> Supplied data:
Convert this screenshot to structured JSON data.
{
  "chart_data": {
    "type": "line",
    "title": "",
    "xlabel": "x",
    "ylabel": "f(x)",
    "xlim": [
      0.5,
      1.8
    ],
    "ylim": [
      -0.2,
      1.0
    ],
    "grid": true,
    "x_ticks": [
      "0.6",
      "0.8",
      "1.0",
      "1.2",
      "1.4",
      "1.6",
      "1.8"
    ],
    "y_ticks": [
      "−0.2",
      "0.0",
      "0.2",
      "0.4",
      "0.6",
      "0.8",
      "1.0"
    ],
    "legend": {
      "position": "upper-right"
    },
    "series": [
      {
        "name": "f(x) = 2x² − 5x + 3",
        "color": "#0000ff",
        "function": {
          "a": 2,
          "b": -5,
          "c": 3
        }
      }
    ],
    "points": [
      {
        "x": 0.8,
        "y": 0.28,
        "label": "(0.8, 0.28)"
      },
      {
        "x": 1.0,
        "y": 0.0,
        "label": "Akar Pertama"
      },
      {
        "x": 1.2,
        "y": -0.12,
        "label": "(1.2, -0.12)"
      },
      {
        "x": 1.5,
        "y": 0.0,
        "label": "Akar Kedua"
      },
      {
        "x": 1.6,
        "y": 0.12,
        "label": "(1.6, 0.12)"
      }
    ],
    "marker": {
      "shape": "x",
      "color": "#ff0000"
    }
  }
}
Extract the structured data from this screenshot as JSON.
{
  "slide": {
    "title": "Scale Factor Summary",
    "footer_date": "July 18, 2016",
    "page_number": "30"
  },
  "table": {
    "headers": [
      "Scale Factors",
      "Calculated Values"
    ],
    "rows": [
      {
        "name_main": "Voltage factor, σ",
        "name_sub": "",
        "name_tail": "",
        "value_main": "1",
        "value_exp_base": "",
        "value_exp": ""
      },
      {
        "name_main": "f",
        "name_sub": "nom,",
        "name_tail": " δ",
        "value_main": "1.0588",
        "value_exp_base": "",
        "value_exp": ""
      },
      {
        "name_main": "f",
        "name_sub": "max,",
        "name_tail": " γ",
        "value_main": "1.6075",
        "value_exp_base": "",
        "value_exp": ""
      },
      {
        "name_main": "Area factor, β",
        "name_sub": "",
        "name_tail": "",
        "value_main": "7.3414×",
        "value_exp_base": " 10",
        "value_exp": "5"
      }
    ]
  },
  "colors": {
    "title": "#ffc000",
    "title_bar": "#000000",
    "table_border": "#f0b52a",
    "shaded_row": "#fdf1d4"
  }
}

> Your goal: Reproduce the listing above exactly from the line containing "Extract the structured" through its last line, with both of those lines included.

> Right answer:
Extract the structured data from this screenshot as JSON.
{
  "slide": {
    "title": "Scale Factor Summary",
    "footer_date": "July 18, 2016",
    "page_number": "30"
  },
  "table": {
    "headers": [
      "Scale Factors",
      "Calculated Values"
    ],
    "rows": [
      {
        "name_main": "Voltage factor, σ",
        "name_sub": "",
        "name_tail": "",
        "value_main": "1",
        "value_exp_base": "",
        "value_exp": ""
      },
      {
        "name_main": "f",
        "name_sub": "nom,",
        "name_tail": " δ",
        "value_main": "1.0588",
        "value_exp_base": "",
        "value_exp": ""
      },
      {
        "name_main": "f",
        "name_sub": "max,",
        "name_tail": " γ",
        "value_main": "1.6075",
        "value_exp_base": "",
        "value_exp": ""
      },
      {
        "name_main": "Area factor, β",
        "name_sub": "",
        "name_tail": "",
        "value_main": "7.3414×",
        "value_exp_base": " 10",
        "value_exp": "5"
      }
    ]
  },
  "colors": {
    "title": "#ffc000",
    "title_bar": "#000000",
    "table_border": "#f0b52a",
    "shaded_row": "#fdf1d4"
  }
}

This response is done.